*Exercise goal:* Repeat the lines that follow, leaving nothing out.

*Records for this task:*
::::::

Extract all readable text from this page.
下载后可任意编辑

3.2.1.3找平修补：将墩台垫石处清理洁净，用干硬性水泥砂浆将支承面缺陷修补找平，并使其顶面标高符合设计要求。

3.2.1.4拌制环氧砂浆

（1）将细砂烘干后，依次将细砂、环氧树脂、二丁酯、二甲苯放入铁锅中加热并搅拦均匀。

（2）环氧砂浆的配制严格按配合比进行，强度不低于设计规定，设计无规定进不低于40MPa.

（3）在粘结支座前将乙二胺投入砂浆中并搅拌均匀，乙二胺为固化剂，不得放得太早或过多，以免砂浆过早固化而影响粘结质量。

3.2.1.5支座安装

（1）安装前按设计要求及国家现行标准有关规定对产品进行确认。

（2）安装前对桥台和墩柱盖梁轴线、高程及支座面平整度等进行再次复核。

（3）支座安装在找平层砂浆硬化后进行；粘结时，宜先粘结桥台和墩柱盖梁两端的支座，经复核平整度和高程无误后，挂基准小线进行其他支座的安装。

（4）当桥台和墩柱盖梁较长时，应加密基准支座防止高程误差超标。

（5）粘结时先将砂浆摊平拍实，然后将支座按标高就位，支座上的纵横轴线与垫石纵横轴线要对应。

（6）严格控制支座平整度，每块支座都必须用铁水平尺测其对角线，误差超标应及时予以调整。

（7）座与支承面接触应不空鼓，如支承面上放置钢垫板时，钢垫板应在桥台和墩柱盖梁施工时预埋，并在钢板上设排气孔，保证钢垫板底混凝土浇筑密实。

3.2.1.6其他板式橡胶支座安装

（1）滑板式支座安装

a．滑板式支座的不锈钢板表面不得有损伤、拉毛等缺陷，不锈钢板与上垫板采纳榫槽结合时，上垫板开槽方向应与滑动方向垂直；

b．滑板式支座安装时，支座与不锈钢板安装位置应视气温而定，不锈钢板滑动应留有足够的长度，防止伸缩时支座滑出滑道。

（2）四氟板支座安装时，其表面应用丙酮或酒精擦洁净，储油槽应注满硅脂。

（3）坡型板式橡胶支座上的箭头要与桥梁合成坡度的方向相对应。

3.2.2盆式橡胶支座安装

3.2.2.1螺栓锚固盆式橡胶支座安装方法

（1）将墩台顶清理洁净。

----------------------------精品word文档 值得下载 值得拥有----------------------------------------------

::::::

*Result for this exercise:*
Extract all readable text from this page.
下载后可任意编辑

3.2.1.3找平修补：将墩台垫石处清理洁净，用干硬性水泥砂浆将支承面缺陷修补找平，并使其顶面标高符合设计要求。

3.2.1.4拌制环氧砂浆

（1）将细砂烘干后，依次将细砂、环氧树脂、二丁酯、二甲苯放入铁锅中加热并搅拦均匀。

（2）环氧砂浆的配制严格按配合比进行，强度不低于设计规定，设计无规定进不低于40MPa.

（3）在粘结支座前将乙二胺投入砂浆中并搅拌均匀，乙二胺为固化剂，不得放得太早或过多，以免砂浆过早固化而影响粘结质量。

3.2.1.5支座安装

（1）安装前按设计要求及国家现行标准有关规定对产品进行确认。

（2）安装前对桥台和墩柱盖梁轴线、高程及支座面平整度等进行再次复核。

（3）支座安装在找平层砂浆硬化后进行；粘结时，宜先粘结桥台和墩柱盖梁两端的支座，经复核平整度和高程无误后，挂基准小线进行其他支座的安装。

（4）当桥台和墩柱盖梁较长时，应加密基准支座防止高程误差超标。

（5）粘结时先将砂浆摊平拍实，然后将支座按标高就位，支座上的纵横轴线与垫石纵横轴线要对应。

（6）严格控制支座平整度，每块支座都必须用铁水平尺测其对角线，误差超标应及时予以调整。

（7）座与支承面接触应不空鼓，如支承面上放置钢垫板时，钢垫板应在桥台和墩柱盖梁施工时预埋，并在钢板上设排气孔，保证钢垫板底混凝土浇筑密实。

3.2.1.6其他板式橡胶支座安装

（1）滑板式支座安装

a．滑板式支座的不锈钢板表面不得有损伤、拉毛等缺陷，不锈钢板与上垫板采纳榫槽结合时，上垫板开槽方向应与滑动方向垂直；

b．滑板式支座安装时，支座与不锈钢板安装位置应视气温而定，不锈钢板滑动应留有足够的长度，防止伸缩时支座滑出滑道。

（2）四氟板支座安装时，其表面应用丙酮或酒精擦洁净，储油槽应注满硅脂。

（3）坡型板式橡胶支座上的箭头要与桥梁合成坡度的方向相对应。

3.2.2盆式橡胶支座安装

3.2.2.1螺栓锚固盆式橡胶支座安装方法

（1）将墩台顶清理洁净。

----------------------------精品word文档 值得下载 值得拥有----------------------------------------------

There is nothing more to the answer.